:: Records for the exercise ::

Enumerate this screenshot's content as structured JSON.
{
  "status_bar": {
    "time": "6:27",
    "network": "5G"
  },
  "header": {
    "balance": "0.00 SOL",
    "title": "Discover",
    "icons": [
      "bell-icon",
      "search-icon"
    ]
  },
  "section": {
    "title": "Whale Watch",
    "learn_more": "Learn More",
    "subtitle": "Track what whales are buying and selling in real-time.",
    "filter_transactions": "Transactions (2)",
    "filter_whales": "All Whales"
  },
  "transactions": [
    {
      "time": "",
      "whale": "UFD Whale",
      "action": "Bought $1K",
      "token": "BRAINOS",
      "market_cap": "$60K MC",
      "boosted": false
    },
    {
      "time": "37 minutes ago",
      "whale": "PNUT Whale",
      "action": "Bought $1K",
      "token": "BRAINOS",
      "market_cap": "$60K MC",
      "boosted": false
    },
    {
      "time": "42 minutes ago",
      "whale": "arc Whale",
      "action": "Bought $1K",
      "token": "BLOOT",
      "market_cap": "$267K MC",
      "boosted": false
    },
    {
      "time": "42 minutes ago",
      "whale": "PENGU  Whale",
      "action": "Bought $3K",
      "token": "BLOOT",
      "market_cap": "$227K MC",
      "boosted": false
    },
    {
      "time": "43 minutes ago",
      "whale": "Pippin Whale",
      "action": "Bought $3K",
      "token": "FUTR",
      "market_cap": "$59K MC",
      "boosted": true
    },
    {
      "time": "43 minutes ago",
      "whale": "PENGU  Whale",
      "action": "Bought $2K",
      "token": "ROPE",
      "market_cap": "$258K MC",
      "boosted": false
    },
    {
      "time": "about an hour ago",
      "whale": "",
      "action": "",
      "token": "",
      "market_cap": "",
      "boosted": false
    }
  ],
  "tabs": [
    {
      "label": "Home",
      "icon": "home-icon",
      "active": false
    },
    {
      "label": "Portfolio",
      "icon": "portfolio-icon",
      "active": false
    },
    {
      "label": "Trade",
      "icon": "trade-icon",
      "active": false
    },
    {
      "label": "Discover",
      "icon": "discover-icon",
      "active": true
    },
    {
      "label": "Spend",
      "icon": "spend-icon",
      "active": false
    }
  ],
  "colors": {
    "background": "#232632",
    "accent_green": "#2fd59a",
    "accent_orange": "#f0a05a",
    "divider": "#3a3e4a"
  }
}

:: Exercise directions ::
Extract all of the data shown above without alteration.

:: Task solution ::
Enumerate this screenshot's content as structured JSON.
{
  "status_bar": {
    "time": "6:27",
    "network": "5G"
  },
  "header": {
    "balance": "0.00 SOL",
    "title": "Discover",
    "icons": [
      "bell-icon",
      "search-icon"
    ]
  },
  "section": {
    "title": "Whale Watch",
    "learn_more": "Learn More",
    "subtitle": "Track what whales are buying and selling in real-time.",
    "filter_transactions": "Transactions (2)",
    "filter_whales": "All Whales"
  },
  "transactions": [
    {
      "time": "",
      "whale": "UFD Whale",
      "action": "Bought $1K",
      "token": "BRAINOS",
      "market_cap": "$60K MC",
      "boosted": false
    },
    {
      "time": "37 minutes ago",
      "whale": "PNUT Whale",
      "action": "Bought $1K",
      "token": "BRAINOS",
      "market_cap": "$60K MC",
      "boosted": false
    },
    {
      "time": "42 minutes ago",
      "whale": "arc Whale",
      "action": "Bought $1K",
      "token": "BLOOT",
      "market_cap": "$267K MC",
      "boosted": false
    },
    {
      "time": "42 minutes ago",
      "whale": "PENGU  Whale",
      "action": "Bought $3K",
      "token": "BLOOT",
      "market_cap": "$227K MC",
      "boosted": false
    },
    {
      "time": "43 minutes ago",
      "whale": "Pippin Whale",
      "action": "Bought $3K",
      "token": "FUTR",
      "market_cap": "$59K MC",
      "boosted": true
    },
    {
      "time": "43 minutes ago",
      "whale": "PENGU  Whale",
      "action": "Bought $2K",
      "token": "ROPE",
      "market_cap": "$258K MC",
      "boosted": false
    },
    {
      "time": "about an hour ago",
      "whale": "",
      "action": "",
      "token": "",
      "market_cap": "",
      "boosted": false
    }
  ],
  "tabs": [
    {
      "label": "Home",
      "icon": "home-icon",
      "active": false
    },
    {
      "label": "Portfolio",
      "icon": "portfolio-icon",
      "active": false
    },
    {
      "label": "Trade",
      "icon": "trade-icon",
      "active": false
    },
    {
      "label": "Discover",
      "icon": "discover-icon",
      "active": true
    },
    {
      "label": "Spend",
      "icon": "spend-icon",
      "active": false
    }
  ],
  "colors": {
    "background": "#232632",
    "accent_green": "#2fd59a",
    "accent_orange": "#f0a05a",
    "divider": "#3a3e4a"
  }
}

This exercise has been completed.